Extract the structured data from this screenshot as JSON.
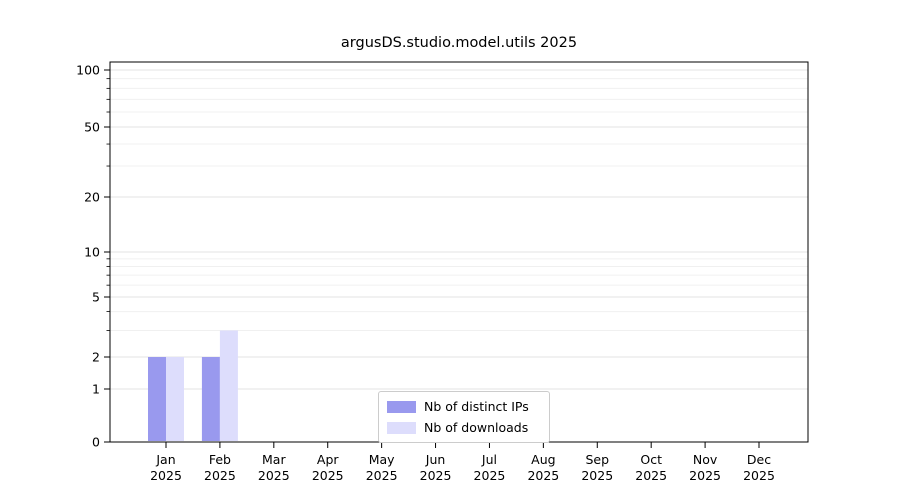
{
  "title": "argusDS.studio.model.utils 2025",
  "chart_data": {
    "type": "bar",
    "months": [
      "Jan",
      "Feb",
      "Mar",
      "Apr",
      "May",
      "Jun",
      "Jul",
      "Aug",
      "Sep",
      "Oct",
      "Nov",
      "Dec"
    ],
    "year_label": "2025",
    "series": [
      {
        "name": "Nb of distinct IPs",
        "color": "#9999ee",
        "values": [
          2,
          2,
          0,
          0,
          0,
          0,
          0,
          0,
          0,
          0,
          0,
          0
        ]
      },
      {
        "name": "Nb of downloads",
        "color": "#ddddfc",
        "values": [
          2,
          3,
          0,
          0,
          0,
          0,
          0,
          0,
          0,
          0,
          0,
          0
        ]
      }
    ],
    "yticks": [
      0,
      1,
      2,
      5,
      10,
      20,
      50,
      100
    ],
    "yscale": "log-like",
    "ylim": [
      0,
      110
    ],
    "grid": true,
    "legend_position": "lower center"
  }
}
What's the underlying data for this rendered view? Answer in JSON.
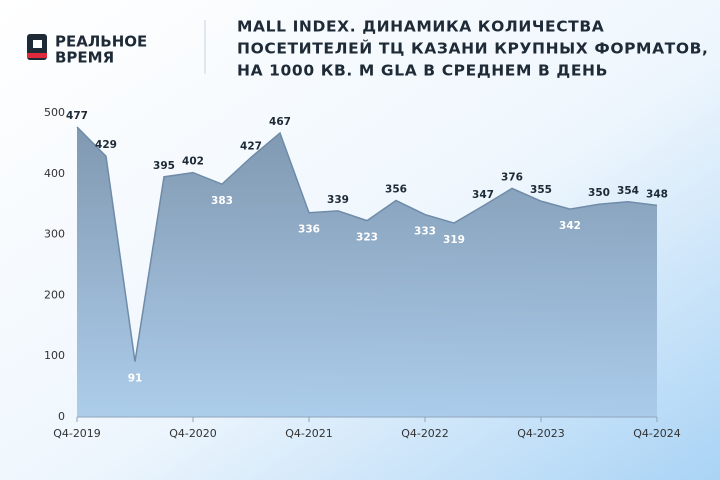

● ● ● ● ●

THE REQUEST. The records above must be printed exactly; the pictures stay out.

TASK OUTPUT.
Extract the structured data from this screenshot as JSON.
{
  "title": "argusDS.studio.model.utils 2025",
  "chart_data": {
    "type": "bar",
    "months": [
      "Jan",
      "Feb",
      "Mar",
      "Apr",
      "May",
      "Jun",
      "Jul",
      "Aug",
      "Sep",
      "Oct",
      "Nov",
      "Dec"
    ],
    "year_label": "2025",
    "series": [
      {
        "name": "Nb of distinct IPs",
        "color": "#9999ee",
        "values": [
          2,
          2,
          0,
          0,
          0,
          0,
          0,
          0,
          0,
          0,
          0,
          0
        ]
      },
      {
        "name": "Nb of downloads",
        "color": "#ddddfc",
        "values": [
          2,
          3,
          0,
          0,
          0,
          0,
          0,
          0,
          0,
          0,
          0,
          0
        ]
      }
    ],
    "yticks": [
      0,
      1,
      2,
      5,
      10,
      20,
      50,
      100
    ],
    "yscale": "log-like",
    "ylim": [
      0,
      110
    ],
    "grid": true,
    "legend_position": "lower center"
  }
}
What's the underlying data for this rendered view? Answer in JSON.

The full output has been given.